Stored items from a collection>
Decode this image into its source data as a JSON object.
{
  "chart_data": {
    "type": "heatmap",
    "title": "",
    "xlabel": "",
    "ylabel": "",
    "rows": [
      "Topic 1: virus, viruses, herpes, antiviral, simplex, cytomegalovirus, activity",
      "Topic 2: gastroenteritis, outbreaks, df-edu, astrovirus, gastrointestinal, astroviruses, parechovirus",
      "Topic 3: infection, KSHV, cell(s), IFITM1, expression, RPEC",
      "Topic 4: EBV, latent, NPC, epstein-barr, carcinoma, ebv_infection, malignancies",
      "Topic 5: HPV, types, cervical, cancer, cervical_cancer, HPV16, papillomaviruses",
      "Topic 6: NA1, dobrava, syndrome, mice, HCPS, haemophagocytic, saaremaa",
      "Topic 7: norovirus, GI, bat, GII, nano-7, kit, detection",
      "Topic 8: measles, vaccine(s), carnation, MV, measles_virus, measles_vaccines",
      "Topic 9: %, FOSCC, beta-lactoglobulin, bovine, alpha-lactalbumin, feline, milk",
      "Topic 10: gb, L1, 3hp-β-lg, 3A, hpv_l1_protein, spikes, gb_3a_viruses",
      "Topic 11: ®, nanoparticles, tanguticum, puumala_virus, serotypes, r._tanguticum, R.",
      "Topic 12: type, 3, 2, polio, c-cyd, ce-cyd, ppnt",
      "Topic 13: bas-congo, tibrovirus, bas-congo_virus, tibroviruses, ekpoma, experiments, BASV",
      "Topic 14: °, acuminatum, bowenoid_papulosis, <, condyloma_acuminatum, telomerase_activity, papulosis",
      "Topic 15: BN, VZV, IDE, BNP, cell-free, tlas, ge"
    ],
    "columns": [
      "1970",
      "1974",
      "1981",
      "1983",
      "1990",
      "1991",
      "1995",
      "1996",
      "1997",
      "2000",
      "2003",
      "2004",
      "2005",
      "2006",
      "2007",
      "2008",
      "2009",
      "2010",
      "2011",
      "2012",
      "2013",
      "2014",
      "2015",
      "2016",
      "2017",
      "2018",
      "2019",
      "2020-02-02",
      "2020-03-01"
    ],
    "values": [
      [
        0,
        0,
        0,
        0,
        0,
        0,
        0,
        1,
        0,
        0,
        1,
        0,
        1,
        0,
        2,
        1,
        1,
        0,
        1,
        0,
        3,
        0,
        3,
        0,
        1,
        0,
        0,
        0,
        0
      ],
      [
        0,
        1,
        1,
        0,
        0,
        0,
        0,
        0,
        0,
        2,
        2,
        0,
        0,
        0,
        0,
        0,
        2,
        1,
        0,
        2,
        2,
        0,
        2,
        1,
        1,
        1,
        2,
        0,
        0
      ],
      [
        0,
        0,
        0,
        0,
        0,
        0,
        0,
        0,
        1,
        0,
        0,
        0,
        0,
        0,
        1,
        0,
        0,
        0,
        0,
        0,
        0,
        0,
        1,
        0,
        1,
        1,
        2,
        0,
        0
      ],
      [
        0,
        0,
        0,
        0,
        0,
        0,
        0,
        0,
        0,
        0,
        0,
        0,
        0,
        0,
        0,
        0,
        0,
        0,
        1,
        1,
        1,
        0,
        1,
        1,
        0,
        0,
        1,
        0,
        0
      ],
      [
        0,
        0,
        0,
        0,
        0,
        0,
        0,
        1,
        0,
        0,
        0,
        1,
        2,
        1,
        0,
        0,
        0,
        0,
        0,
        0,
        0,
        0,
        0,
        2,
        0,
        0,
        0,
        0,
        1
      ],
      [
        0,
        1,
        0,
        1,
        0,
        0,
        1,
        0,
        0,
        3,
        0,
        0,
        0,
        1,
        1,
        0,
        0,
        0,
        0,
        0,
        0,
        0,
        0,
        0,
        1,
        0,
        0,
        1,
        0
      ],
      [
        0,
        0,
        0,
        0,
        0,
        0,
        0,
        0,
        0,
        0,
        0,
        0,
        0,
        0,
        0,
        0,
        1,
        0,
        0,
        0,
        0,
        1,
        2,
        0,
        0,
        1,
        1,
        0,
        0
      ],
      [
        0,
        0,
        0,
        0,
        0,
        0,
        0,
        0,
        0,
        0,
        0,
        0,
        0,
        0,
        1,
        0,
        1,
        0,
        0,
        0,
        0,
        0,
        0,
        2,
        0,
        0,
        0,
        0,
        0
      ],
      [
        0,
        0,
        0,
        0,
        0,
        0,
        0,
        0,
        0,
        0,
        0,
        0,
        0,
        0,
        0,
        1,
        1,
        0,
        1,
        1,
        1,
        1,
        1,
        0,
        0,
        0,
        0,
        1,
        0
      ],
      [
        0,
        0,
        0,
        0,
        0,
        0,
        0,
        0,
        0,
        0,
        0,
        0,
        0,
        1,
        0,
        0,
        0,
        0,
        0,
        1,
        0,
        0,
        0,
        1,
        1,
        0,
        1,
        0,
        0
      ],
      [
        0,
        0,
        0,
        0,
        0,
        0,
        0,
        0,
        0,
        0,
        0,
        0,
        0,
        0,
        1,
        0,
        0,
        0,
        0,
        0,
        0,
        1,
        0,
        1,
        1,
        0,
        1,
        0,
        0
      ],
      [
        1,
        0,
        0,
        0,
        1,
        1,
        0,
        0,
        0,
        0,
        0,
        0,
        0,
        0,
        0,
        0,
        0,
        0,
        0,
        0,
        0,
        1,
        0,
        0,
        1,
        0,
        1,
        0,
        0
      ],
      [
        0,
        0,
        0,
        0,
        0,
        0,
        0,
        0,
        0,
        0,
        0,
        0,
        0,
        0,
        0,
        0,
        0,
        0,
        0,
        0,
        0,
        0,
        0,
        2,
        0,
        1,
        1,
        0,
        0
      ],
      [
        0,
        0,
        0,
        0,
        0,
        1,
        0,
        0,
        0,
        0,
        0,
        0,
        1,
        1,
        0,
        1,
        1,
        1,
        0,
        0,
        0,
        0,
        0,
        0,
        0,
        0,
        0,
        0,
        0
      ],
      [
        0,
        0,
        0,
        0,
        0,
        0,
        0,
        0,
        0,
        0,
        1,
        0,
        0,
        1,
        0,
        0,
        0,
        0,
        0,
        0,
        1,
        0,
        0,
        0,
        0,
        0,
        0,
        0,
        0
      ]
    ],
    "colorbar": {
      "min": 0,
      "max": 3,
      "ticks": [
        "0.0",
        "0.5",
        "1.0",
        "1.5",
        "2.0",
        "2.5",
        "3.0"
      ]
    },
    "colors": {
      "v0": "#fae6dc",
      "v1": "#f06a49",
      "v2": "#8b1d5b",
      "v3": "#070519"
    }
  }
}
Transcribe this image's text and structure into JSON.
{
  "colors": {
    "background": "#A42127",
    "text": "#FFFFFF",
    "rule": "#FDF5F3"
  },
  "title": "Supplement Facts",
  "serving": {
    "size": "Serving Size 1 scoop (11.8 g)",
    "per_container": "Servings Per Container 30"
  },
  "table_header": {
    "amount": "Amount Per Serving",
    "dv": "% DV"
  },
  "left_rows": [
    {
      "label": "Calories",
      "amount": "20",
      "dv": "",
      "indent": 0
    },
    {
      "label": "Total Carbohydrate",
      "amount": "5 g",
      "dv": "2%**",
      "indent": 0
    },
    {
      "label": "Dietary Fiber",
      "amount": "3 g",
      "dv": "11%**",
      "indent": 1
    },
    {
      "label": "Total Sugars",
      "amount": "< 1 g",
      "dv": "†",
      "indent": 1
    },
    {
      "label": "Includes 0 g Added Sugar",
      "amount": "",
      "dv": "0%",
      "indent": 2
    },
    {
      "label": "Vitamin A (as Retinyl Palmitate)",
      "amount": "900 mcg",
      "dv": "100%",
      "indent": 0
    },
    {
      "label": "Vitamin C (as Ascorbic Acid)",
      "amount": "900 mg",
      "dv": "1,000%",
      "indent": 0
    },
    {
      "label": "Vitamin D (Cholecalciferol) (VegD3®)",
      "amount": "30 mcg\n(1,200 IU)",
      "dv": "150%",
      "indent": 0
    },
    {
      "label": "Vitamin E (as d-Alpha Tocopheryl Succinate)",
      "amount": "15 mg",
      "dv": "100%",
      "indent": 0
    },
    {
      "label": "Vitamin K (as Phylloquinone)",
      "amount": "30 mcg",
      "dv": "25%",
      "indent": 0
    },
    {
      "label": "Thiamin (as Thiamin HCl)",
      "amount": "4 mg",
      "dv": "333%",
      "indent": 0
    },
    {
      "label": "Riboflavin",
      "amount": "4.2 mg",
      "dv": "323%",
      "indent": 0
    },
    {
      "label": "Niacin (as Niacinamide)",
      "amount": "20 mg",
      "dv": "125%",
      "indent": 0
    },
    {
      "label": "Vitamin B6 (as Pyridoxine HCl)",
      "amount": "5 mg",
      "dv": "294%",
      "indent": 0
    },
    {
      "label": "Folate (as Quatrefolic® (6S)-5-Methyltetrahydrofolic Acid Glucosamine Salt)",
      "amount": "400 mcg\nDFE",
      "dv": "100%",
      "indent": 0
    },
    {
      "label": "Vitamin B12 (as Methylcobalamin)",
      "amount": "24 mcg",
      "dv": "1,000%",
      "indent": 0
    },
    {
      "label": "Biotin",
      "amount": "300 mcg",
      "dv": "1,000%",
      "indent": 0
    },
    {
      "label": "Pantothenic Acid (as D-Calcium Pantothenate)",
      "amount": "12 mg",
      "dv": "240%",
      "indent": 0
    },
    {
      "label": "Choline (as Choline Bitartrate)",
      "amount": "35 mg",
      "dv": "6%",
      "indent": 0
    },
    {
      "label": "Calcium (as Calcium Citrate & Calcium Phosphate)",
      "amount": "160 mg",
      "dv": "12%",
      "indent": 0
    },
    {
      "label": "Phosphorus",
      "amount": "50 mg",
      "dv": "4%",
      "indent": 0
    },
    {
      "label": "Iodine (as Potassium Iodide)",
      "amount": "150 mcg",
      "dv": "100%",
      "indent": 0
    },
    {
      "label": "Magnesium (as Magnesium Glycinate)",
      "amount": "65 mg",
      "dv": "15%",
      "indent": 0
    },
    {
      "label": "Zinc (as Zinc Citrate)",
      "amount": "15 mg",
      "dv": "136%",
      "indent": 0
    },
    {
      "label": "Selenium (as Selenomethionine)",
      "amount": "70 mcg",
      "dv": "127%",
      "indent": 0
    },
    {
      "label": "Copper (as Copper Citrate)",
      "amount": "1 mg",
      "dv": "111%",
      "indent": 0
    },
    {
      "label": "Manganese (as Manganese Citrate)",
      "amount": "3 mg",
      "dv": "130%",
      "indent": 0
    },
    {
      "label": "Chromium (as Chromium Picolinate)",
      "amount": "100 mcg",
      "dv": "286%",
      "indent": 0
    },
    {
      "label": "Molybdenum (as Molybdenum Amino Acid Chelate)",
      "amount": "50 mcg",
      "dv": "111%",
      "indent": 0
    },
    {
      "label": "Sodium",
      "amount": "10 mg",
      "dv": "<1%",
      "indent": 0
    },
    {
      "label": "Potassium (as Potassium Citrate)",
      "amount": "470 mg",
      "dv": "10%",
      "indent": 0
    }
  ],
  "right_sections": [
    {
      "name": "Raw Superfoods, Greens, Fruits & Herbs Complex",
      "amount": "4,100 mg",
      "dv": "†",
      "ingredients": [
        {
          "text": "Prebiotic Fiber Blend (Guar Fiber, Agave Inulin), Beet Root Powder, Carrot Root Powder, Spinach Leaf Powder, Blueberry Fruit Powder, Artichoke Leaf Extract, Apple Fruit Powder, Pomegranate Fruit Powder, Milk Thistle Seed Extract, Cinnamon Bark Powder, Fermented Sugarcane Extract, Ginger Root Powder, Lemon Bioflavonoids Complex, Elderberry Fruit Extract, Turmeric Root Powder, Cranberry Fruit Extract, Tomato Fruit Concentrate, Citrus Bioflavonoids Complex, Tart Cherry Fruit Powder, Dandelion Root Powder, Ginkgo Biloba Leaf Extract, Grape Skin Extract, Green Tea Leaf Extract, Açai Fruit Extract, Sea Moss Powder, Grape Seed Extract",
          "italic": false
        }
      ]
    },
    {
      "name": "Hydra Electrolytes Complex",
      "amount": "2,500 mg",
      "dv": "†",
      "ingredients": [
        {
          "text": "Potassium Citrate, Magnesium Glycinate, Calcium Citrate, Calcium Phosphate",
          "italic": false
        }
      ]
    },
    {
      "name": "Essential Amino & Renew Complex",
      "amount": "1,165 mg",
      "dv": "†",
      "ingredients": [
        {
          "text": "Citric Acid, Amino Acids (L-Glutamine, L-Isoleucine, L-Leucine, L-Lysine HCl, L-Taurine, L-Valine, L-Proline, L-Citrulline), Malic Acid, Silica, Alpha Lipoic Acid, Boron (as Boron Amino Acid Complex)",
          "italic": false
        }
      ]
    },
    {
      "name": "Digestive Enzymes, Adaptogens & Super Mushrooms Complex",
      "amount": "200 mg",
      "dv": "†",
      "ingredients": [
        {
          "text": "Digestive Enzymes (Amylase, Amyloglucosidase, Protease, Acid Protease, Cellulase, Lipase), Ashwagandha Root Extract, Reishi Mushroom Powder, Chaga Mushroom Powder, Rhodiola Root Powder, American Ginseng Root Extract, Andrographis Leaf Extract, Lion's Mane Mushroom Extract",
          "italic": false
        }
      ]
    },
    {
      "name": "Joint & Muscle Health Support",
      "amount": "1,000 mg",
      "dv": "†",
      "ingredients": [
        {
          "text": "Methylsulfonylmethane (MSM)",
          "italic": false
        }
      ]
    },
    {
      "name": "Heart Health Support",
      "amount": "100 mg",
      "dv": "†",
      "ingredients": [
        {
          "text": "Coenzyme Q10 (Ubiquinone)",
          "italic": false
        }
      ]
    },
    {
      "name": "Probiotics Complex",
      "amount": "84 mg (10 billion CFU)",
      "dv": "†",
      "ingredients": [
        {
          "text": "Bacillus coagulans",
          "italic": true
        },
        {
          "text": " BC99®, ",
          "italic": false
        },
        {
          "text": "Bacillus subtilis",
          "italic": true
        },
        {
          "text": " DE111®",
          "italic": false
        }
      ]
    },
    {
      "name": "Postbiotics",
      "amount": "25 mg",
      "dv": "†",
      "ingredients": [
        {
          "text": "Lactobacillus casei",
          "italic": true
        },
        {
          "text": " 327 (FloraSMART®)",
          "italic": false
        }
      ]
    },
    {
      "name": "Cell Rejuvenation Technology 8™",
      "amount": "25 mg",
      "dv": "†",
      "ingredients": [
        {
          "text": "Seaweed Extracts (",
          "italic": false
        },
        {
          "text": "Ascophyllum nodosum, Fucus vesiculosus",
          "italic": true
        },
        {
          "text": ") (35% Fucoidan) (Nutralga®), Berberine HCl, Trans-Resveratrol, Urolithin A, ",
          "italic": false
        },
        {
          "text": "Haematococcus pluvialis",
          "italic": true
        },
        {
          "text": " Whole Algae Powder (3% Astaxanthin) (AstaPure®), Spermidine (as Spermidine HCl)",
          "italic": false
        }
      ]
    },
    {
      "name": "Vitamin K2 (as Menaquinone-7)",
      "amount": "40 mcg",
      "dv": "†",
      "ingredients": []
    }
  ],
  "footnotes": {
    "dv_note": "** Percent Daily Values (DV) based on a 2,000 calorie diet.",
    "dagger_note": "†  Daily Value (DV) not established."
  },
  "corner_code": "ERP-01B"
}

What is required> State how many lines in the data include the string "image". Nothing else belongs in the reply.

Final answer> 2